Write out the listing below without alteration, omitting its pictures.

________

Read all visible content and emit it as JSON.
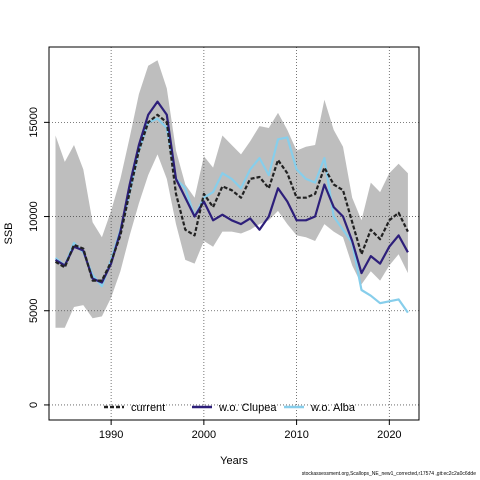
{
  "chart_data": {
    "type": "line",
    "title": "",
    "xlabel": "Years",
    "ylabel": "SSB",
    "xlim": [
      1983.3,
      2023.2
    ],
    "ylim": [
      -800,
      19000
    ],
    "xticks": [
      1990,
      2000,
      2010,
      2020
    ],
    "yticks": [
      0,
      5000,
      10000,
      15000
    ],
    "x": [
      1984,
      1985,
      1986,
      1987,
      1988,
      1989,
      1990,
      1991,
      1992,
      1993,
      1994,
      1995,
      1996,
      1997,
      1998,
      1999,
      2000,
      2001,
      2002,
      2003,
      2004,
      2005,
      2006,
      2007,
      2008,
      2009,
      2010,
      2011,
      2012,
      2013,
      2014,
      2015,
      2016,
      2017,
      2018,
      2019,
      2020,
      2021,
      2022
    ],
    "band": {
      "upper": [
        14300,
        12900,
        13800,
        12500,
        9700,
        8900,
        10300,
        12000,
        14200,
        16500,
        18000,
        18300,
        16800,
        13500,
        11700,
        11000,
        13200,
        12600,
        14300,
        13800,
        13300,
        14000,
        14800,
        14700,
        15500,
        14600,
        13500,
        13700,
        13800,
        16200,
        14600,
        13700,
        11000,
        9800,
        11800,
        11300,
        12300,
        12800,
        12300
      ],
      "lower": [
        4100,
        4100,
        5200,
        5300,
        4600,
        4700,
        5700,
        7100,
        9000,
        10700,
        12200,
        13300,
        12000,
        9600,
        7700,
        7500,
        8700,
        8400,
        9200,
        9200,
        9100,
        9300,
        9600,
        9800,
        10300,
        9600,
        9000,
        8900,
        8700,
        9600,
        9200,
        8900,
        7400,
        6400,
        7100,
        6600,
        7400,
        8000,
        7000
      ]
    },
    "series": [
      {
        "name": "current",
        "color": "#222222",
        "dash": true,
        "values": [
          7600,
          7300,
          8500,
          8300,
          6600,
          6600,
          7600,
          9000,
          11300,
          13500,
          15000,
          15400,
          15000,
          11200,
          9300,
          9000,
          11200,
          10500,
          11600,
          11400,
          11000,
          12000,
          12100,
          11500,
          13000,
          12300,
          11000,
          11000,
          11200,
          12600,
          11700,
          11400,
          9700,
          8000,
          9300,
          8800,
          9800,
          10200,
          9200
        ]
      },
      {
        "name": "w.o. Clupea",
        "color": "#2d1f7a",
        "dash": false,
        "values": [
          7700,
          7400,
          8400,
          8200,
          6700,
          6500,
          7500,
          9200,
          11700,
          13800,
          15400,
          16100,
          15400,
          12000,
          11000,
          10000,
          10800,
          9800,
          10100,
          9800,
          9600,
          9900,
          9300,
          10000,
          11500,
          10800,
          9800,
          9800,
          10000,
          11700,
          10500,
          10000,
          8700,
          7000,
          7900,
          7500,
          8400,
          9000,
          8100
        ]
      },
      {
        "name": "w.o. Alba",
        "color": "#87ceeb",
        "dash": false,
        "values": [
          7800,
          7400,
          8600,
          8100,
          6900,
          6300,
          7700,
          9300,
          11300,
          13500,
          15000,
          15200,
          14700,
          12000,
          11500,
          10000,
          11000,
          11300,
          12300,
          12000,
          11500,
          12500,
          13100,
          12200,
          14100,
          14200,
          12500,
          12000,
          11800,
          13100,
          10000,
          9300,
          8600,
          6100,
          5800,
          5400,
          5500,
          5600,
          4900
        ]
      }
    ],
    "legend": {
      "placement": "bottom-center"
    }
  },
  "footer_note": "stockassessment.org,Scallops_NE_new1_corrected,r17574 ,git:ec2c2a0c6dde"
}
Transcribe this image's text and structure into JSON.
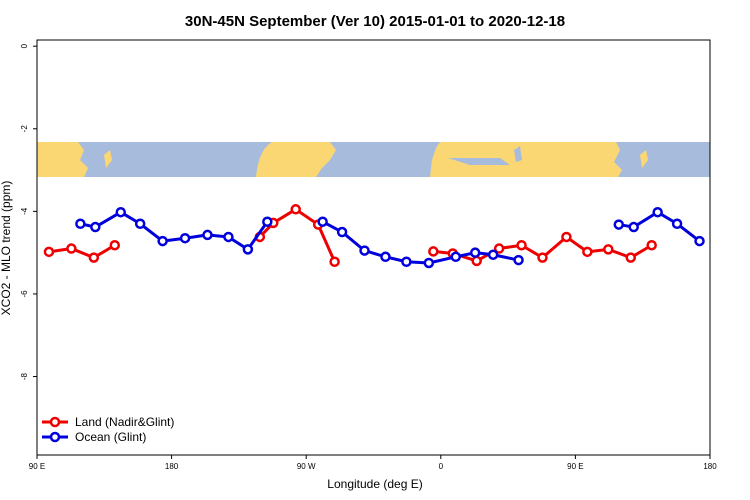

________

[Result]
Read all visible content and emit it as JSON.
{
  "chart_data": {
    "type": "line",
    "title": "",
    "xlabel": "Years",
    "ylabel": "SSB",
    "xlim": [
      1983.3,
      2023.2
    ],
    "ylim": [
      -800,
      19000
    ],
    "xticks": [
      1990,
      2000,
      2010,
      2020
    ],
    "yticks": [
      0,
      5000,
      10000,
      15000
    ],
    "x": [
      1984,
      1985,
      1986,
      1987,
      1988,
      1989,
      1990,
      1991,
      1992,
      1993,
      1994,
      1995,
      1996,
      1997,
      1998,
      1999,
      2000,
      2001,
      2002,
      2003,
      2004,
      2005,
      2006,
      2007,
      2008,
      2009,
      2010,
      2011,
      2012,
      2013,
      2014,
      2015,
      2016,
      2017,
      2018,
      2019,
      2020,
      2021,
      2022
    ],
    "band": {
      "upper": [
        14300,
        12900,
        13800,
        12500,
        9700,
        8900,
        10300,
        12000,
        14200,
        16500,
        18000,
        18300,
        16800,
        13500,
        11700,
        11000,
        13200,
        12600,
        14300,
        13800,
        13300,
        14000,
        14800,
        14700,
        15500,
        14600,
        13500,
        13700,
        13800,
        16200,
        14600,
        13700,
        11000,
        9800,
        11800,
        11300,
        12300,
        12800,
        12300
      ],
      "lower": [
        4100,
        4100,
        5200,
        5300,
        4600,
        4700,
        5700,
        7100,
        9000,
        10700,
        12200,
        13300,
        12000,
        9600,
        7700,
        7500,
        8700,
        8400,
        9200,
        9200,
        9100,
        9300,
        9600,
        9800,
        10300,
        9600,
        9000,
        8900,
        8700,
        9600,
        9200,
        8900,
        7400,
        6400,
        7100,
        6600,
        7400,
        8000,
        7000
      ]
    },
    "series": [
      {
        "name": "current",
        "color": "#222222",
        "dash": true,
        "values": [
          7600,
          7300,
          8500,
          8300,
          6600,
          6600,
          7600,
          9000,
          11300,
          13500,
          15000,
          15400,
          15000,
          11200,
          9300,
          9000,
          11200,
          10500,
          11600,
          11400,
          11000,
          12000,
          12100,
          11500,
          13000,
          12300,
          11000,
          11000,
          11200,
          12600,
          11700,
          11400,
          9700,
          8000,
          9300,
          8800,
          9800,
          10200,
          9200
        ]
      },
      {
        "name": "w.o. Clupea",
        "color": "#2d1f7a",
        "dash": false,
        "values": [
          7700,
          7400,
          8400,
          8200,
          6700,
          6500,
          7500,
          9200,
          11700,
          13800,
          15400,
          16100,
          15400,
          12000,
          11000,
          10000,
          10800,
          9800,
          10100,
          9800,
          9600,
          9900,
          9300,
          10000,
          11500,
          10800,
          9800,
          9800,
          10000,
          11700,
          10500,
          10000,
          8700,
          7000,
          7900,
          7500,
          8400,
          9000,
          8100
        ]
      },
      {
        "name": "w.o. Alba",
        "color": "#87ceeb",
        "dash": false,
        "values": [
          7800,
          7400,
          8600,
          8100,
          6900,
          6300,
          7700,
          9300,
          11300,
          13500,
          15000,
          15200,
          14700,
          12000,
          11500,
          10000,
          11000,
          11300,
          12300,
          12000,
          11500,
          12500,
          13100,
          12200,
          14100,
          14200,
          12500,
          12000,
          11800,
          13100,
          10000,
          9300,
          8600,
          6100,
          5800,
          5400,
          5500,
          5600,
          4900
        ]
      }
    ],
    "legend": {
      "placement": "bottom-center"
    }
  },
  "footer_note": "stockassessment.org,Scallops_NE_new1_corrected,r17574 ,git:ec2c2a0c6dde"
}
Transcribe this image's text and structure into JSON.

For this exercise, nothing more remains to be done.